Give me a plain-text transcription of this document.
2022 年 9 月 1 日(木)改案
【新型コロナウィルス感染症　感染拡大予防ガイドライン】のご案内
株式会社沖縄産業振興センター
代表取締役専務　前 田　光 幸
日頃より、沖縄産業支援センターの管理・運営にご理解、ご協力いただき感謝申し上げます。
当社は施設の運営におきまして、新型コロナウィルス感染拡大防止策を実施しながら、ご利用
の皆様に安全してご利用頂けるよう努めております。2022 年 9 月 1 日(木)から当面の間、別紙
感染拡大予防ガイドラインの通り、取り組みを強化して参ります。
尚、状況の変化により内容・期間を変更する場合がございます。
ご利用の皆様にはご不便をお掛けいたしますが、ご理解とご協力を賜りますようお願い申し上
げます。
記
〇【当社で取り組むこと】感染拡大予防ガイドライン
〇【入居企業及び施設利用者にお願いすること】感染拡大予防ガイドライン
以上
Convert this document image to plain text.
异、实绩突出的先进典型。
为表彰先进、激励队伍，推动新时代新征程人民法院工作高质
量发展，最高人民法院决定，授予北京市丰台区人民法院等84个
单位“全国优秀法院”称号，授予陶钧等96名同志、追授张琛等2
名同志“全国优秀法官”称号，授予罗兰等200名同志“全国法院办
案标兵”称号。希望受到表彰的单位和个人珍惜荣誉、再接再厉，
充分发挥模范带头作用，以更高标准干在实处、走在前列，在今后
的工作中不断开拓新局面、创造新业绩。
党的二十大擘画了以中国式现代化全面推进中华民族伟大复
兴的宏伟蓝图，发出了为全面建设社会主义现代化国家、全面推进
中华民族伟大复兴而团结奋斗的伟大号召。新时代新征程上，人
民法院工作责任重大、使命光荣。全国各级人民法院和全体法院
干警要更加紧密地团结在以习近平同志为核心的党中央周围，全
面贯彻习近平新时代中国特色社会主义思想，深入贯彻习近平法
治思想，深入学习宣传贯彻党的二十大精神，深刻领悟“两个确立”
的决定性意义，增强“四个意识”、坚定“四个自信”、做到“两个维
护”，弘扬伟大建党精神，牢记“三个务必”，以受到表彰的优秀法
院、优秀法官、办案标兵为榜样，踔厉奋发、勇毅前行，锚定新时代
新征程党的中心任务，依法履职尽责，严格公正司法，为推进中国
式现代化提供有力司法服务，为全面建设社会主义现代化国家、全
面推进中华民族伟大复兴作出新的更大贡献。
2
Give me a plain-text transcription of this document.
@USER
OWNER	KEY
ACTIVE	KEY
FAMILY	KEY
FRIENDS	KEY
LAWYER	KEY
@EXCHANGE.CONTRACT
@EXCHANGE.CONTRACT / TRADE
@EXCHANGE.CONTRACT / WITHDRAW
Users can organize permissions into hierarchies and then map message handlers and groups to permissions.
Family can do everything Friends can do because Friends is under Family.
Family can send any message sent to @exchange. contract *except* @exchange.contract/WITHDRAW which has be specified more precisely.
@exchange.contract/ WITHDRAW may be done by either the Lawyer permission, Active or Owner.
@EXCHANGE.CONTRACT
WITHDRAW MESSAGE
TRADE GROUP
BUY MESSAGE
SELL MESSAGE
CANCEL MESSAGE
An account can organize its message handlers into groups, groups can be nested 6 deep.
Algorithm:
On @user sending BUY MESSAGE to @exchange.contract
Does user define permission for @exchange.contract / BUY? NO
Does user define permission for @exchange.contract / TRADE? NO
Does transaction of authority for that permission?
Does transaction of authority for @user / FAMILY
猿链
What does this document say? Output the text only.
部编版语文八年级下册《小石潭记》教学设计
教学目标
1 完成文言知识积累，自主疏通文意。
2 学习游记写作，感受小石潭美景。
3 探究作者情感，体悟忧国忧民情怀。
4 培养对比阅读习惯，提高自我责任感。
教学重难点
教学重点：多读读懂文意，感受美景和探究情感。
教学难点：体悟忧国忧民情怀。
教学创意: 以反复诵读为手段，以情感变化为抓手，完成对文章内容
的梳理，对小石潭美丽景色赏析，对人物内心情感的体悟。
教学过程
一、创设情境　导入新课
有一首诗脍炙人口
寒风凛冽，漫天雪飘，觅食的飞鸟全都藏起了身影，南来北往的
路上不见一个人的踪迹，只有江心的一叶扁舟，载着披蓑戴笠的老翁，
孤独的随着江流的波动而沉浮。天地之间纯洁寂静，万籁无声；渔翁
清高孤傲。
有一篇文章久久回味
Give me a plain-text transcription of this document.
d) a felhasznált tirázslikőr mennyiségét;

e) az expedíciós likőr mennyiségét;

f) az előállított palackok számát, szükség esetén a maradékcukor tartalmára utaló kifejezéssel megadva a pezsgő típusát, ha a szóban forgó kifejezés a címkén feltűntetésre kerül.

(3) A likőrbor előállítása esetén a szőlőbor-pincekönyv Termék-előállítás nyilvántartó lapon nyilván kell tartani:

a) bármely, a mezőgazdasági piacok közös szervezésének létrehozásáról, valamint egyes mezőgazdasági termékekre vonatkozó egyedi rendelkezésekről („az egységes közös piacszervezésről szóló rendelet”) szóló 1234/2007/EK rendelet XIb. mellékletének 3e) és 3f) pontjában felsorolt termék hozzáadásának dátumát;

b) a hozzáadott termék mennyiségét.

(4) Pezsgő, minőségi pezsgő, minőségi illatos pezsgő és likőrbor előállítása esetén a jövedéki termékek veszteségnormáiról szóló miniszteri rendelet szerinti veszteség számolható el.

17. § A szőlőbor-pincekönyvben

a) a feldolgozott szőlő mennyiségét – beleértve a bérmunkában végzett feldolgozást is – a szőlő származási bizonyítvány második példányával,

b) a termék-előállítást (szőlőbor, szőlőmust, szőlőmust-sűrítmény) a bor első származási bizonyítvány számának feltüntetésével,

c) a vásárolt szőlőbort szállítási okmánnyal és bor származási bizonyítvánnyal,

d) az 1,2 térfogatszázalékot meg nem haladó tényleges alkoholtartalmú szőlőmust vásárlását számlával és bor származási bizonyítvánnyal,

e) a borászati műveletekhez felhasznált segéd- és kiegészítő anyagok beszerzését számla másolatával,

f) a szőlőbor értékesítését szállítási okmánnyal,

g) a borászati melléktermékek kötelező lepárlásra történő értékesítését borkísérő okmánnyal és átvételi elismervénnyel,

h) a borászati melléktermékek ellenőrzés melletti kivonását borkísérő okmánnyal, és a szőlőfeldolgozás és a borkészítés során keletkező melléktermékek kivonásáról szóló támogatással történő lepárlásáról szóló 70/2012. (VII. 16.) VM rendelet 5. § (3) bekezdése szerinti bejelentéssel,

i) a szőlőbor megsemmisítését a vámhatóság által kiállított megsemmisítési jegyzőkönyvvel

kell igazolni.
* * *
Look through the entries and return every line where "származási" appears.

• _Final result_:
a) a feldolgozott szőlő mennyiségét – beleértve a bérmunkában végzett feldolgozást is – a szőlő származási bizonyítvány második példányával,
b) a termék-előállítást (szőlőbor, szőlőmust, szőlőmust-sűrítmény) a bor első származási bizonyítvány számának feltüntetésével,
c) a vásárolt szőlőbort szállítási okmánnyal és bor származási bizonyítvánnyal,
d) az 1,2 térfogatszázalékot meg nem haladó tényleges alkoholtartalmú szőlőmust vásárlását számlával és bor származási bizonyítvánnyal,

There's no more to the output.